▶ [Set exercise] Work out the number of lines containing "Width". Give that number alone.

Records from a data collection
------------------------
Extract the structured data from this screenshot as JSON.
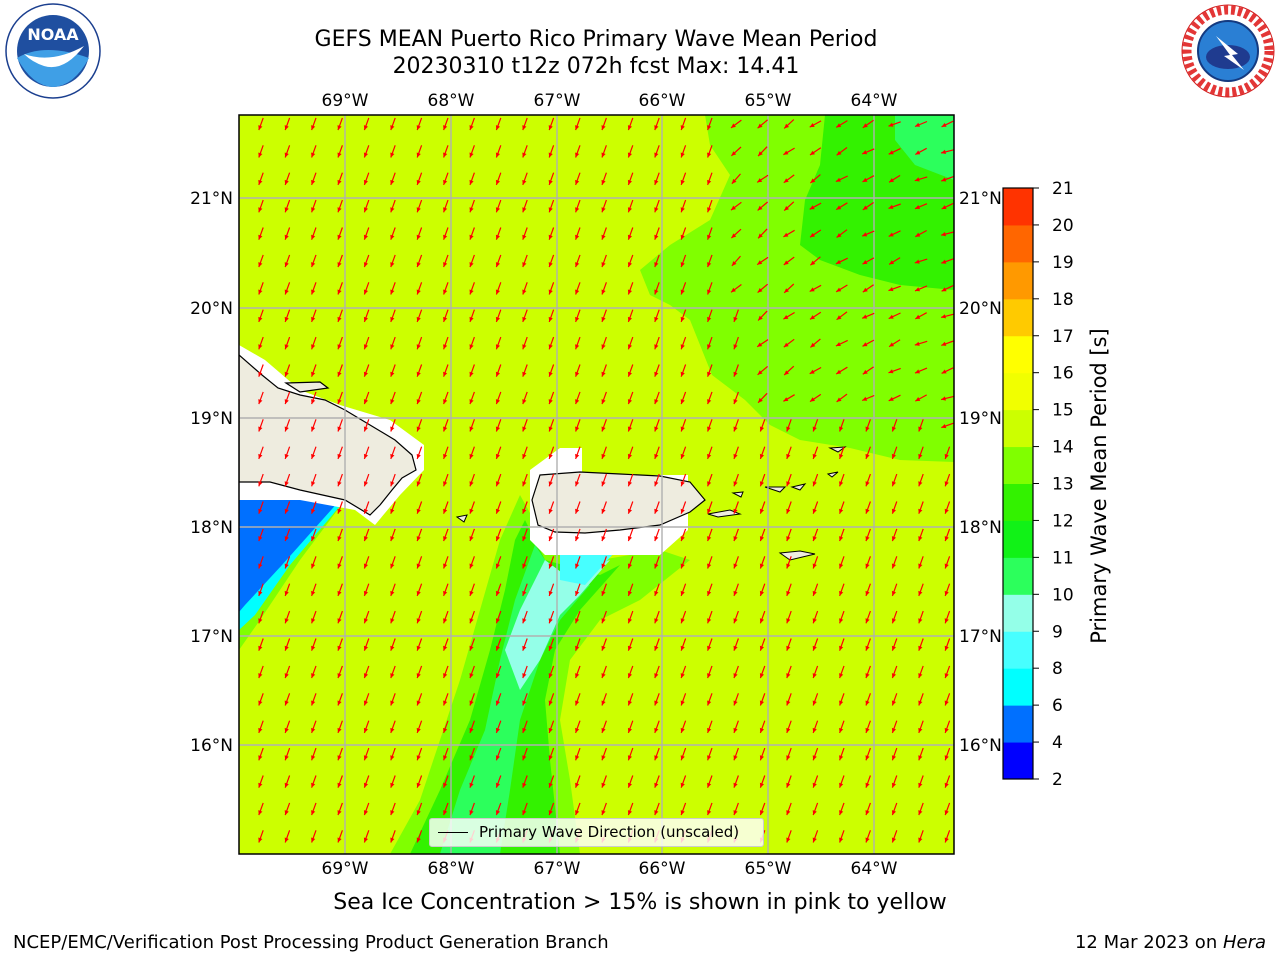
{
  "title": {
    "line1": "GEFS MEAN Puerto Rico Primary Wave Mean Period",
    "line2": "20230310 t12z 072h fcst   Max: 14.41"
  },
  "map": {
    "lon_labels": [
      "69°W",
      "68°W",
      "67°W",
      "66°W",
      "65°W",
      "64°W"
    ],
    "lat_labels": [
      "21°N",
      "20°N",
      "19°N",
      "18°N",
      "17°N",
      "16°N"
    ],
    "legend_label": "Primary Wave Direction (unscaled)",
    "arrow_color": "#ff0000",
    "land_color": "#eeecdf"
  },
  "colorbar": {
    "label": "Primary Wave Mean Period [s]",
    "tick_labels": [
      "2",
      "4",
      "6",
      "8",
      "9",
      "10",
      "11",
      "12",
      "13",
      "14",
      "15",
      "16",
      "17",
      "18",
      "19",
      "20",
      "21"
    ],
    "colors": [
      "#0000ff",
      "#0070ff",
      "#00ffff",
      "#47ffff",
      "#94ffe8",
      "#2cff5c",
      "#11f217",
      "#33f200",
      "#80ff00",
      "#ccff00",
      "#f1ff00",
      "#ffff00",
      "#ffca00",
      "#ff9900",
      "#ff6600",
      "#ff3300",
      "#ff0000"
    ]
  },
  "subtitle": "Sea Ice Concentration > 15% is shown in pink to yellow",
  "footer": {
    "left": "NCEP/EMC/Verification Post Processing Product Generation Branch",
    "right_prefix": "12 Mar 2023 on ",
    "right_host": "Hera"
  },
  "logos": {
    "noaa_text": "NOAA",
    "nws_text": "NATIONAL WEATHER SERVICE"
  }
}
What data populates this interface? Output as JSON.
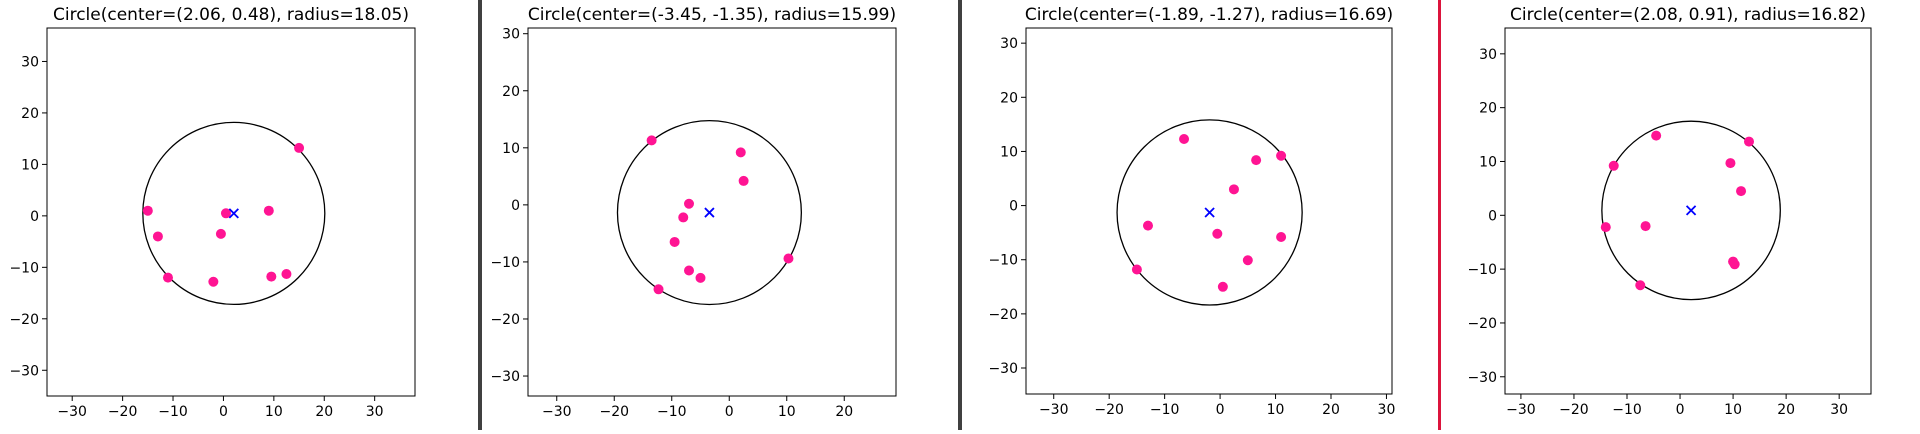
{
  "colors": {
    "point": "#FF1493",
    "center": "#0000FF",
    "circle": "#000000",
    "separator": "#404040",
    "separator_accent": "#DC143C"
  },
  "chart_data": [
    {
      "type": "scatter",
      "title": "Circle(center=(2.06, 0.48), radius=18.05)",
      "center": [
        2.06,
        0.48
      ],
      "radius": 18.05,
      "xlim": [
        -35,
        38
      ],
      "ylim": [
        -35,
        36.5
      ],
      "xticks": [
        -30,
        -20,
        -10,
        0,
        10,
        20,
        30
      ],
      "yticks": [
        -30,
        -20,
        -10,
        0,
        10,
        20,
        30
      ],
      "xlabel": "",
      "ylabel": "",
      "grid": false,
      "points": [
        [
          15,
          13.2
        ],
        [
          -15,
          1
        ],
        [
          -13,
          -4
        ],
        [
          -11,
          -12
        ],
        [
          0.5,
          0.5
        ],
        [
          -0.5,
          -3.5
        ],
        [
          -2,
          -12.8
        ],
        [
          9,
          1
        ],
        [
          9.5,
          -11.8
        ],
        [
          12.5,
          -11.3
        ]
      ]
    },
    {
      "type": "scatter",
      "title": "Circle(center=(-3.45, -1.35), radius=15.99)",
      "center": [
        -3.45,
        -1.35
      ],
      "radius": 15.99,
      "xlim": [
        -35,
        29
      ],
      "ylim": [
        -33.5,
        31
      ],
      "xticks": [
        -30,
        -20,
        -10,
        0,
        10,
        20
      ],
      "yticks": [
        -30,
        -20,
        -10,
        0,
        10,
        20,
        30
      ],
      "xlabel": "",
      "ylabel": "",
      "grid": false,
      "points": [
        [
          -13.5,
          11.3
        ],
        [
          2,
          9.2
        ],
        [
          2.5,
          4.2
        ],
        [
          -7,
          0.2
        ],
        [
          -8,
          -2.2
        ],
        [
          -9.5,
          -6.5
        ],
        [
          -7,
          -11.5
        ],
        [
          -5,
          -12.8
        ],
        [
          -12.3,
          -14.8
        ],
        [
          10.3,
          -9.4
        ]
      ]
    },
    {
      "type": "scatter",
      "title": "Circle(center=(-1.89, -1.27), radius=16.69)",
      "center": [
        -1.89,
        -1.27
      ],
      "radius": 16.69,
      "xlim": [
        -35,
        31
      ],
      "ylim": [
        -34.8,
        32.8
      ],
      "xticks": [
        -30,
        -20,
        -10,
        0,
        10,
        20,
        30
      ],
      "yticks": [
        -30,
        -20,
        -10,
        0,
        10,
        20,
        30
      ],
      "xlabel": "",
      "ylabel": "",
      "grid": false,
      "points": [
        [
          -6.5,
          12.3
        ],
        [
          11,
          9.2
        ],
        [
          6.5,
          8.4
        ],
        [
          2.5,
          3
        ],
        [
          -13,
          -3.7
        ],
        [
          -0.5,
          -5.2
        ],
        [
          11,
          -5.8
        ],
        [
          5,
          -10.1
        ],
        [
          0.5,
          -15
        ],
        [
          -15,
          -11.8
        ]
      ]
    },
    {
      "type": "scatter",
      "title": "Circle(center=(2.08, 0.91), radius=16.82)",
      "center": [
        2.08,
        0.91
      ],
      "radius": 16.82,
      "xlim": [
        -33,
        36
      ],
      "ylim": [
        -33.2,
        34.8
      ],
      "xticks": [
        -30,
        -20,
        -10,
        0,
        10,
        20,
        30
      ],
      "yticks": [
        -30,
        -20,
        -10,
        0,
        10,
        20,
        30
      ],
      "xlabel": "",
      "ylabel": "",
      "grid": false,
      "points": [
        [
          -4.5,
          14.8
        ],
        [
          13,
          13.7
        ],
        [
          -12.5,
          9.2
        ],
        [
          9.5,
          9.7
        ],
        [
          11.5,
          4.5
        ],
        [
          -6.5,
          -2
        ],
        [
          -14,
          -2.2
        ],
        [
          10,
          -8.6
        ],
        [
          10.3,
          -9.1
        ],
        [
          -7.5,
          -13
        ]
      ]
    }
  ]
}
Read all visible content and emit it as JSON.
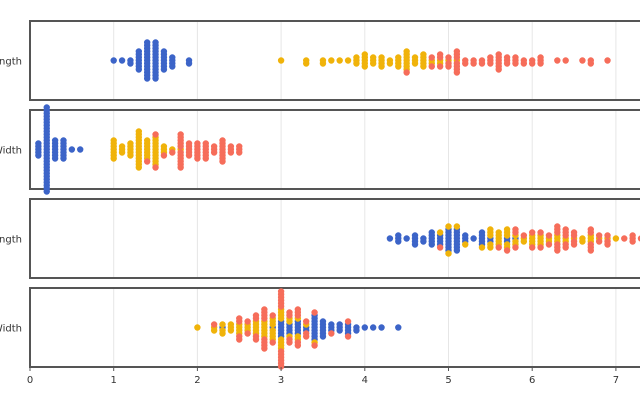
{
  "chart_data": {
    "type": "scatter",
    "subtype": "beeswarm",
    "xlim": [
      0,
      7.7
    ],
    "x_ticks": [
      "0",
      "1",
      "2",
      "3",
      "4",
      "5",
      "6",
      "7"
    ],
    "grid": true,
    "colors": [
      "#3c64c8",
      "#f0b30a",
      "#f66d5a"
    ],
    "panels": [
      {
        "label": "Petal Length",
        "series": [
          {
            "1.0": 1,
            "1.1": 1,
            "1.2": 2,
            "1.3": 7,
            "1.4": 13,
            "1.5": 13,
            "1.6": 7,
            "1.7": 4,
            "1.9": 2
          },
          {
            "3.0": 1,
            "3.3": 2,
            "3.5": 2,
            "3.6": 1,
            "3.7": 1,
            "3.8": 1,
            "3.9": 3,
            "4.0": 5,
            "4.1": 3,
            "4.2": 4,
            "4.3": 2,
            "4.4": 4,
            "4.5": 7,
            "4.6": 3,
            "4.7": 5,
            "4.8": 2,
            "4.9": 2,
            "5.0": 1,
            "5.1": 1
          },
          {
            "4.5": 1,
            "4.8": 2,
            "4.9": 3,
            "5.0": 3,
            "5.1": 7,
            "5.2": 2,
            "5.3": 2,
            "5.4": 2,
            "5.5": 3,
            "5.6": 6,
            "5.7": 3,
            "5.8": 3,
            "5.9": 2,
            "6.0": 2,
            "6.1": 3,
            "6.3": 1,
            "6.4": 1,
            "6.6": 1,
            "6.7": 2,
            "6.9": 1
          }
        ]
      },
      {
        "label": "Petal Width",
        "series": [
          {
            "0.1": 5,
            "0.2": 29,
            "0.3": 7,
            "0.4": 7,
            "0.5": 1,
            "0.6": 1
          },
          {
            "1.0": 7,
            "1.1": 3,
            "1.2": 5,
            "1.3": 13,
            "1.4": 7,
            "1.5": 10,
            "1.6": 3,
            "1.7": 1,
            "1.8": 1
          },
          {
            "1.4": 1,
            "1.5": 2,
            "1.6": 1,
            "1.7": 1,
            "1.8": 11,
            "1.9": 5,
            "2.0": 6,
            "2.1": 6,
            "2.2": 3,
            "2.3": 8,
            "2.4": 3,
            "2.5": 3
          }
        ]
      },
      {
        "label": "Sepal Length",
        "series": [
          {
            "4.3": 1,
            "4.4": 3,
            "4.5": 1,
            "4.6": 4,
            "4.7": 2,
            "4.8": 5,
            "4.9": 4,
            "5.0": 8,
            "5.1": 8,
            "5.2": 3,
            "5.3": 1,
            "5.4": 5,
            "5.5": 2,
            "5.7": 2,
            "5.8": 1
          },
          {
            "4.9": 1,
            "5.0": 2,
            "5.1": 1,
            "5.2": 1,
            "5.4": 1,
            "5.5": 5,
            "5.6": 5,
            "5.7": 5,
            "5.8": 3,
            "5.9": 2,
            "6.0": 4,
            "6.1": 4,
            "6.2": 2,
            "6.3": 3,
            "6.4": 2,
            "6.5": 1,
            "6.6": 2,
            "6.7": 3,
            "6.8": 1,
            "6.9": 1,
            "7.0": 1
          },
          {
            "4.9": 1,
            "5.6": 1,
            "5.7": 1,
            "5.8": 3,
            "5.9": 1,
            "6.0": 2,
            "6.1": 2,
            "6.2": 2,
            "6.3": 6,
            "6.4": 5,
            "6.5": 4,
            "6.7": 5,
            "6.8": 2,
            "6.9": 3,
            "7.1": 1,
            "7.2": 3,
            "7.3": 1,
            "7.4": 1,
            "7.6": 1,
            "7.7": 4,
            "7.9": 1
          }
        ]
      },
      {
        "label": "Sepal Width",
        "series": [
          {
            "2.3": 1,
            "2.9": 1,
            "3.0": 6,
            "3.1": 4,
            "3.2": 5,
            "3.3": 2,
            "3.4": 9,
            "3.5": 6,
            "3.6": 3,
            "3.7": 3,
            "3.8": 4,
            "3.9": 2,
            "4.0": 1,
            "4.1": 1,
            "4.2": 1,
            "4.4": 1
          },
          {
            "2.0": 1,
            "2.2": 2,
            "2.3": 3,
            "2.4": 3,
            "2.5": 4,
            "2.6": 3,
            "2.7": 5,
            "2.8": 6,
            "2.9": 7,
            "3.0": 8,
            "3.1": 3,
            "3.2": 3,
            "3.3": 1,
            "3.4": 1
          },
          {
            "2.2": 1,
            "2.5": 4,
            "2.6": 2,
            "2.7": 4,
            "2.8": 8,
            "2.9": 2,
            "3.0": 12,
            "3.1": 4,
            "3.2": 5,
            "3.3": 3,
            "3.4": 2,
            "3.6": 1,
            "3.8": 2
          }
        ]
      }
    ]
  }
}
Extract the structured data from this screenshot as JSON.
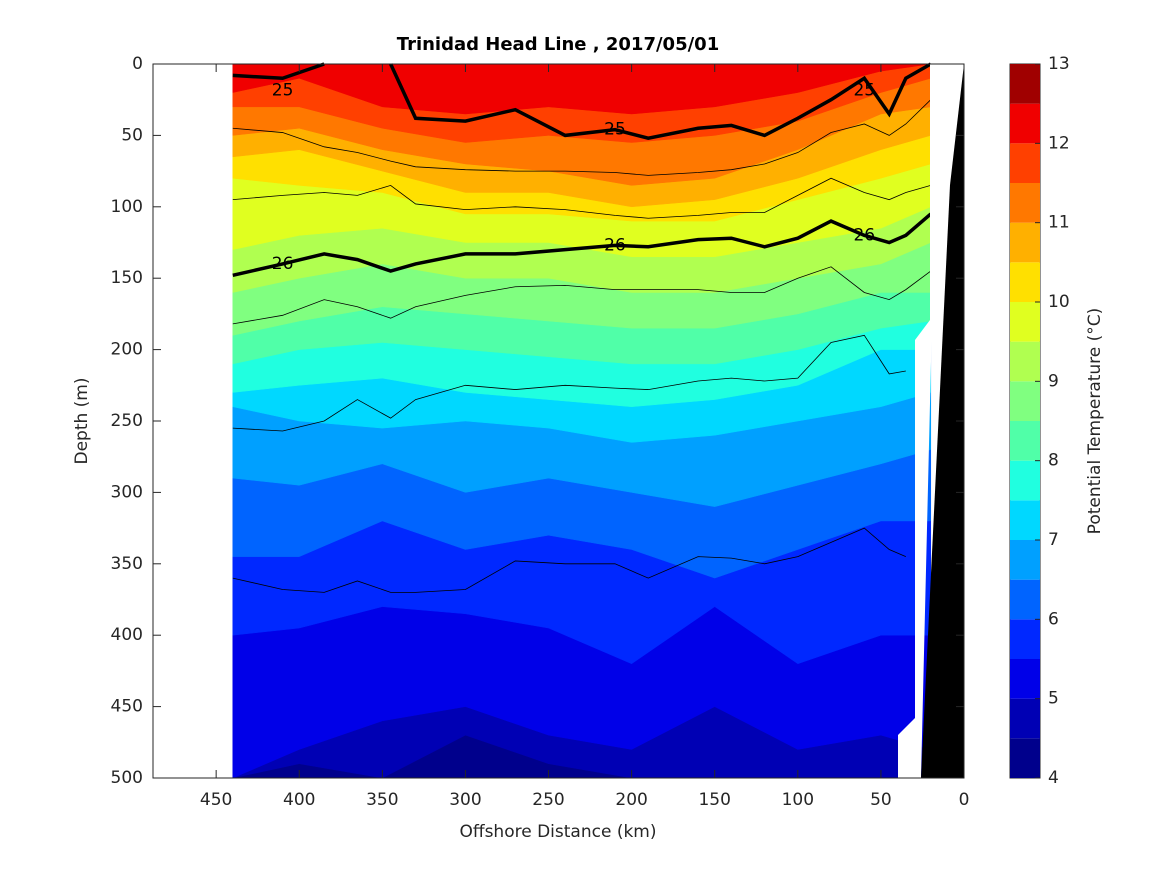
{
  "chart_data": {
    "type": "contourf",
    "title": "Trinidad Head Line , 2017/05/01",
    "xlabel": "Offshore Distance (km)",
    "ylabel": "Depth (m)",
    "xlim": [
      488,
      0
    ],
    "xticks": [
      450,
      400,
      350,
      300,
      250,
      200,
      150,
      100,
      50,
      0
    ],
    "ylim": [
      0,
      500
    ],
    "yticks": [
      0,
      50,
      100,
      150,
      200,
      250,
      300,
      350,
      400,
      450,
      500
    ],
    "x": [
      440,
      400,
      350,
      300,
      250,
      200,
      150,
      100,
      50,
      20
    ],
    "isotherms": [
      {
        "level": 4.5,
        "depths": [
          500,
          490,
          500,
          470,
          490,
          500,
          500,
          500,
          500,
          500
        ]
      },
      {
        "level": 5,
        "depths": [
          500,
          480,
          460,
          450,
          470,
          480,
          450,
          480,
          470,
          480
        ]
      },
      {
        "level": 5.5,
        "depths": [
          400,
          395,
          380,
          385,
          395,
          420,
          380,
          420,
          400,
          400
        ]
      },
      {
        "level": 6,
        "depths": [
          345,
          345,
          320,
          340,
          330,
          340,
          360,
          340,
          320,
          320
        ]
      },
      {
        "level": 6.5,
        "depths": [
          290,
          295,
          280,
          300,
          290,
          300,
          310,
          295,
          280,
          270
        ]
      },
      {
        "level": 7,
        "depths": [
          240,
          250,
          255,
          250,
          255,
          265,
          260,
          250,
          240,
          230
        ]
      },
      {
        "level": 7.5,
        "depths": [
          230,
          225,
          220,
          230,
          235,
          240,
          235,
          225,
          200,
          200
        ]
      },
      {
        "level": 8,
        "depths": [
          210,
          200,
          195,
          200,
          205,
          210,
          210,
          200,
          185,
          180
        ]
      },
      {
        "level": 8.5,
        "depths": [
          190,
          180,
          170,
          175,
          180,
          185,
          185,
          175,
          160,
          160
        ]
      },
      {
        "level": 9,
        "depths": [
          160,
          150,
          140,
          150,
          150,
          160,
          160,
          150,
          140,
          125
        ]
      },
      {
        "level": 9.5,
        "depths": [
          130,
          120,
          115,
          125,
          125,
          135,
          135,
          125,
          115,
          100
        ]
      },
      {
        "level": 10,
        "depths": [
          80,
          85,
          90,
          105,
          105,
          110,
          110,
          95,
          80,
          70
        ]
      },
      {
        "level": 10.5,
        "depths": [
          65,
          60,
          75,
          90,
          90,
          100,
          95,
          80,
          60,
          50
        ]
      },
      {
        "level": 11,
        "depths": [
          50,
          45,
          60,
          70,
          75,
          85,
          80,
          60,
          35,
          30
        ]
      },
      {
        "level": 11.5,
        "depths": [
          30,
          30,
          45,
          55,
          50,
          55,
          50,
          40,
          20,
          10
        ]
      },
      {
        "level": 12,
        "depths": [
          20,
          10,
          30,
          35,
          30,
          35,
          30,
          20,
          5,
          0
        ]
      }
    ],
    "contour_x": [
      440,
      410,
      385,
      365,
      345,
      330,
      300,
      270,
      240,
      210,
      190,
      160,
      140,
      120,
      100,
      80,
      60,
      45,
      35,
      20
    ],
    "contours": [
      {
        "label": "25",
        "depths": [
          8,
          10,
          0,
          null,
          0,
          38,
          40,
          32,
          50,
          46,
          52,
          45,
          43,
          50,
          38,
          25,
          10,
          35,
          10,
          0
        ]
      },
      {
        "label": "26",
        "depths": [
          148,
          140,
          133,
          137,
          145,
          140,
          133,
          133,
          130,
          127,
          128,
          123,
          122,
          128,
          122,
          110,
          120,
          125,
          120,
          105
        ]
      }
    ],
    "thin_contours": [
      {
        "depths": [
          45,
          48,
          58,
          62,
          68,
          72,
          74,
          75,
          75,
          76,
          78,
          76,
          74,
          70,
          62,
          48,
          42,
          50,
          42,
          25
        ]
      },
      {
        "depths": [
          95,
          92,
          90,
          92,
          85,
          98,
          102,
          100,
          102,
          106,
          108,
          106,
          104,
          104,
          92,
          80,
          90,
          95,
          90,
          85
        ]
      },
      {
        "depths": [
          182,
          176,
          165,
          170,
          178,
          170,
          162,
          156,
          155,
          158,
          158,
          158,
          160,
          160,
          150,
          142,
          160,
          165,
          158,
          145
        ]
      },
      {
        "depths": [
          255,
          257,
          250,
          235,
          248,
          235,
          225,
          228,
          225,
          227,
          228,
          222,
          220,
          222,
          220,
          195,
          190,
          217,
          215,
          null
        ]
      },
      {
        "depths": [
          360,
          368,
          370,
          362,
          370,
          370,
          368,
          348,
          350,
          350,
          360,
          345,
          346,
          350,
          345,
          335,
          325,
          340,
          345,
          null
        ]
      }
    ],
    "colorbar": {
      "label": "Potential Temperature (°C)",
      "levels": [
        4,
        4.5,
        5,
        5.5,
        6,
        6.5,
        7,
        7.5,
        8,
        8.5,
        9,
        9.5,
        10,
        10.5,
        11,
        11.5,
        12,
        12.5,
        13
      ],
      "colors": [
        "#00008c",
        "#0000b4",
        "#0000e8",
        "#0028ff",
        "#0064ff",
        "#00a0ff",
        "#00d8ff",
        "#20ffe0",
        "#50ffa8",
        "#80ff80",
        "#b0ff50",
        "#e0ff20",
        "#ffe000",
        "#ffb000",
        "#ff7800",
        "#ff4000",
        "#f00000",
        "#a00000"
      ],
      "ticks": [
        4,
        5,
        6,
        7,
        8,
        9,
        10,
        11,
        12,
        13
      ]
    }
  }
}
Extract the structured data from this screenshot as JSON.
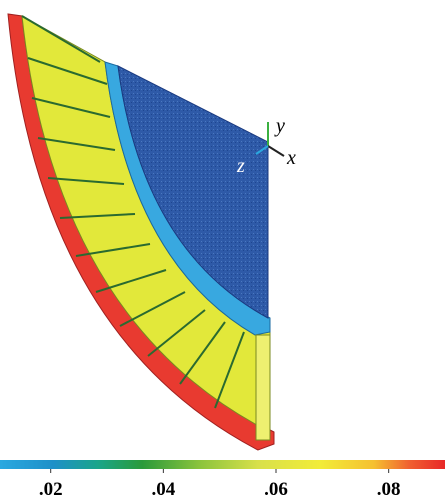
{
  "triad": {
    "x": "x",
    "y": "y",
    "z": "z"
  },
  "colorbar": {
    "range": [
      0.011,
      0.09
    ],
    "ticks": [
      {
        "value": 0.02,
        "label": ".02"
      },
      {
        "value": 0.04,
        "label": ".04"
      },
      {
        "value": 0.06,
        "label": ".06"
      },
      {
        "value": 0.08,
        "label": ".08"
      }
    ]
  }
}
------------------------
▶ [Output of the exercise] 2